ブックレビュー『難しい依頼者と出会った法律家へ パーソナリティ障害の理解と支援』

はじめに

これまでの経験を辿ってみれば、当職も、依頼者から理不尽極まりない主張をするよう要求されたり、思うように結果が出なければものすごく罵倒されたりと、大変な目に遭ったことが思い出される。

しかも、嫌な思いに比例して報酬が増える訳ではない。むしろ、経済的に報われない事件の方が、そのようなトラブルが発生しやすい。

そこで、日頃から困り果てていた中、救いの書が現れたということで、早速アマゾンで注文してみた。

本書の内容

本書では、「情緒不安定な当事者」「高飛車な態度を取る依頼者」「他者を欺き利用する依頼者」「魅惑的だが不可解な依頼者」「猜疑心の強い依頼者」「一人では何もできない依頼者」などのケースが出てくる。いずれのケースについても精神医学的な知見に基づいた分析と、その対応の例がまとめられている。

どのケースも、ああ、そういうことってあるなあ…、とつい頷いてしまうリアルな内容である。

* 課題の説明
法律家向けの本を取り上げた書評を、最後の文の後から書き継いでください。 項目は参照しなくてかまいません。

データの抜粋:
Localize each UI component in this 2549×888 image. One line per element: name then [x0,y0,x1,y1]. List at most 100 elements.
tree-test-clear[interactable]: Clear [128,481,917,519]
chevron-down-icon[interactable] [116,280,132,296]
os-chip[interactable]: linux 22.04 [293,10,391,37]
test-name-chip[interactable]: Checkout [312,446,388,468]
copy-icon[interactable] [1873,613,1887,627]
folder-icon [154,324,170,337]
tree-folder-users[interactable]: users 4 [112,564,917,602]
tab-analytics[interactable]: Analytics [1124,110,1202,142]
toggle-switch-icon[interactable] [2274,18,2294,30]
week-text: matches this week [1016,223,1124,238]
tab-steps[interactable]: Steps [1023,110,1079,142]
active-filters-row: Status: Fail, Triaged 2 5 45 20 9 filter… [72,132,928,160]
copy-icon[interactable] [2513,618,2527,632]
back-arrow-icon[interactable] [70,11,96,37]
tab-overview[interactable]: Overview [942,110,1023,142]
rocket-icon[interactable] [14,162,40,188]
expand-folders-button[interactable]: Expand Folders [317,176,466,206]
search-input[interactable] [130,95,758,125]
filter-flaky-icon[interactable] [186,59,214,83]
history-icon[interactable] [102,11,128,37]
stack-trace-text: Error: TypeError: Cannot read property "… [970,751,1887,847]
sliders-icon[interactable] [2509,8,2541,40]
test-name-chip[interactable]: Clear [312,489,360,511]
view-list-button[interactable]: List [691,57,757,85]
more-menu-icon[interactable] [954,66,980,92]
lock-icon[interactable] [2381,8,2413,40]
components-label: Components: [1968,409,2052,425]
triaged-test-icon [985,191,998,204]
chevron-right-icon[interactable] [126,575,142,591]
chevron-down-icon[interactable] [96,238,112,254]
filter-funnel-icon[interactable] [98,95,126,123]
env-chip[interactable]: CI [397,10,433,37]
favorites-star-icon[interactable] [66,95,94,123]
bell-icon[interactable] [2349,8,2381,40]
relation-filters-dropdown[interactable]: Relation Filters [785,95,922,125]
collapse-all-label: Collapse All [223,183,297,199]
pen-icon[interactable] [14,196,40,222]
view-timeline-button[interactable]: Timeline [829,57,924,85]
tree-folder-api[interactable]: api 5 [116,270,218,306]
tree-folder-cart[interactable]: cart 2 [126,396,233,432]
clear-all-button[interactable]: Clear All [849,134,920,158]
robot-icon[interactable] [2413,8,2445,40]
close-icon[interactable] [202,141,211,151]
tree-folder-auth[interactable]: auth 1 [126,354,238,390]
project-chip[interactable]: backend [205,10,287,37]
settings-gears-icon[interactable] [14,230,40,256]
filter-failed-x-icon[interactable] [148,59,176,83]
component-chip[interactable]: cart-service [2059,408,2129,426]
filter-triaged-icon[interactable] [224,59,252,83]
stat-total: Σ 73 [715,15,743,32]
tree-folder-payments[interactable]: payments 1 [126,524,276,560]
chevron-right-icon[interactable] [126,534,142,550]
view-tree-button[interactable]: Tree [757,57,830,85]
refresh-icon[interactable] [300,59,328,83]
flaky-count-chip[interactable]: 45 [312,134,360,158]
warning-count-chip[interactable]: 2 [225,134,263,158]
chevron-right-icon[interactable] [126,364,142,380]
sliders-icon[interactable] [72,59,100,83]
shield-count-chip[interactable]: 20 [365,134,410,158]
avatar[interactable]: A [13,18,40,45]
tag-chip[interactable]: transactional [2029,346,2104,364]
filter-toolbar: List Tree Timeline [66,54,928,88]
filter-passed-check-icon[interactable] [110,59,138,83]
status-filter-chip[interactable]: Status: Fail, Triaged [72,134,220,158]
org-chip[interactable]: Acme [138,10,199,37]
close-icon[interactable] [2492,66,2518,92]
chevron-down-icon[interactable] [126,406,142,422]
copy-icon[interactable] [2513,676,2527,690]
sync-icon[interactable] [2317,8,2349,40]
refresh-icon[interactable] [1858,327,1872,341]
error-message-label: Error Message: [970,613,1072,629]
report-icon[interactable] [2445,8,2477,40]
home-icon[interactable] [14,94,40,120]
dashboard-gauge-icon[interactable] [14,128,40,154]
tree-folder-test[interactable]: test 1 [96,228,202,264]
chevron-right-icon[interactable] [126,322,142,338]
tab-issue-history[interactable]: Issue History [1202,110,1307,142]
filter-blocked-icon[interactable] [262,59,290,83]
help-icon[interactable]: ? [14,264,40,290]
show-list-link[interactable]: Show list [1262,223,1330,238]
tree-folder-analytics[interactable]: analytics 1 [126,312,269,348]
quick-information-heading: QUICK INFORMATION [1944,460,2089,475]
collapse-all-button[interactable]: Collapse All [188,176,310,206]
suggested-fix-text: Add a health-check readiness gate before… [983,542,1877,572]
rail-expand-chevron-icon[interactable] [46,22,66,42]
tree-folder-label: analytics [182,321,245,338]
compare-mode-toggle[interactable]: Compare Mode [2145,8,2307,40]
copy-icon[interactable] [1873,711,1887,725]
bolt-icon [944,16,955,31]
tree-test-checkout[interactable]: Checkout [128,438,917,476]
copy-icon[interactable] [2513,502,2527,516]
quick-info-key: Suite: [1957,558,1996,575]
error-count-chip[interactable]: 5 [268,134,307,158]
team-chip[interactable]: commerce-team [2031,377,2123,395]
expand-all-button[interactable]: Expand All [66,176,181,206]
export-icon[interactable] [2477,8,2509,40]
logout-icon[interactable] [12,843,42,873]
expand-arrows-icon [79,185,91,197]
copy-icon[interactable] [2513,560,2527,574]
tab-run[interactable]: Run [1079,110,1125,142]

* 解答欄
弁護士業務をしばらくやれば、同様の依頼者に出会うことはある。そして、対応を誤れば、その都度難題を抱えて立ち往生する。これまでなら、困惑しながら経験を積んでいったということになるのだろうが、本書を読むと一気に見通しがよくなる感じはある。

そこで、これは法律家には必読の書である。弁護士に限られない。弁護士が難しい依頼者を扱うのと同様、検察官は難しい決裁官を相手にしなければならないし、裁判官に至っては難しい弁護士を相手にしなければならない(弁護士自身が実に難しい存在であることが少なくない。)。だから、他の専門職においても生かされる内容だと思う。

禁断の書

ただ、本書のコンセプトは重大な欠陥を有していると考えるので、その点について指摘しておきたい。

近年の弁護士人口の増加によって、昔のように弁護士が依頼者を選ぶ余裕はない時代が到来しています。特に「軒弁(ノキベン)」や「即独(ソクドク)」を余儀なくされた若手弁護士は、「冷静で、合理的判断ができて、弁護士費用をきちんと払ってくれそうな筋の良い依頼者でなければ受任しない」などと言っていては食べて行けないのではないでしょうか。「難しい依頼者」の事件を引き受け、関係がこじれることなく、依頼者の満足のいく解決を得ることができるなら、弁護士の顧客層はぐっと広がる可能性があります(本書8頁)。

ちょっと待ってくれ。

それは危険である。

難しい依頼者の事件は、本当に難しいのである。しかも、自らが困難な状況なのに難しい依頼者の事件を引き受けるほど危険なことはない。事と次第によっては、事務所が(経済的に)潰れるか、弁護士が(精神的に)潰れるかという事態に至るであろう。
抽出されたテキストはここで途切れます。